= WHAT YOU ARE ASKED TO DO =
Gather each line in the entries that includes the string "Neftalí".

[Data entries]
┏━━

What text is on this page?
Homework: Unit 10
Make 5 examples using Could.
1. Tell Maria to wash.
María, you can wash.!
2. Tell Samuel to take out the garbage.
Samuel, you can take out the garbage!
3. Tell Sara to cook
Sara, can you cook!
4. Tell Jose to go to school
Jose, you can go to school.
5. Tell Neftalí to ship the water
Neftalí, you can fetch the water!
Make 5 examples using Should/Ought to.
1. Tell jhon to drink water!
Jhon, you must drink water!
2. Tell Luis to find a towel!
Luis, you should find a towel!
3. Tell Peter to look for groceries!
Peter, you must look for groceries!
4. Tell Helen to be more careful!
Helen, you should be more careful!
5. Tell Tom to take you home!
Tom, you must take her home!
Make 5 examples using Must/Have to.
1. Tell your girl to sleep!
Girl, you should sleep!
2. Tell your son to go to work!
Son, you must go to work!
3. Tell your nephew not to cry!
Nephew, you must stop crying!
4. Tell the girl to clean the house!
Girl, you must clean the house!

┗━━

= PROBLEM SOLUTION =
5. Tell Neftalí to ship the water
Neftalí, you can fetch the water!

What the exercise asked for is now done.